Take every line that has the string "color" and copy it out.

(Data entries for graphics)

## START

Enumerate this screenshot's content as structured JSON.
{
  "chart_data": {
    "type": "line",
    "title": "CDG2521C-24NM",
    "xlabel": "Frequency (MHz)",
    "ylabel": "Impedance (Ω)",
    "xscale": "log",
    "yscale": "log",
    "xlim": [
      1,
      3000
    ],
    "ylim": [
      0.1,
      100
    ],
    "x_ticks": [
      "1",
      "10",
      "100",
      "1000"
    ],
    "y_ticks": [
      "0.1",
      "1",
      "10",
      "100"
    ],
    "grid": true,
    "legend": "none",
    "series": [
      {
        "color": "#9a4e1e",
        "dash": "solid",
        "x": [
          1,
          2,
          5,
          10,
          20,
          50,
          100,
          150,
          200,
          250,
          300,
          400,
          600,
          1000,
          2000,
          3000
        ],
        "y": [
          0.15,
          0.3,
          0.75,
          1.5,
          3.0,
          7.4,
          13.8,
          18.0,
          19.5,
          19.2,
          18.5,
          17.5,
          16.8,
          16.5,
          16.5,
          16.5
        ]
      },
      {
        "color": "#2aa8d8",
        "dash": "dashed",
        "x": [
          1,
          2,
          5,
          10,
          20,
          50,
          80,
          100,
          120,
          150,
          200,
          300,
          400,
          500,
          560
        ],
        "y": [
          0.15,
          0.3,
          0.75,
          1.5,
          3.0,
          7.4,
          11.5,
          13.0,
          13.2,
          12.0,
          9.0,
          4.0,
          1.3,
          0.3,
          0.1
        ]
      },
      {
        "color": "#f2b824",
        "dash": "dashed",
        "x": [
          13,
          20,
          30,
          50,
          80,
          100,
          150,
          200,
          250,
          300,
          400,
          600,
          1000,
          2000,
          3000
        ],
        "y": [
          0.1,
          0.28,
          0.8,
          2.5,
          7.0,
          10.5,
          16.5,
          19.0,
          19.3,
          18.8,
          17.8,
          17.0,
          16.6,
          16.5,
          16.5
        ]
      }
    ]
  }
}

## END

• _Task response_
        "color": "#9a4e1e",
        "color": "#2aa8d8",
        "color": "#f2b824",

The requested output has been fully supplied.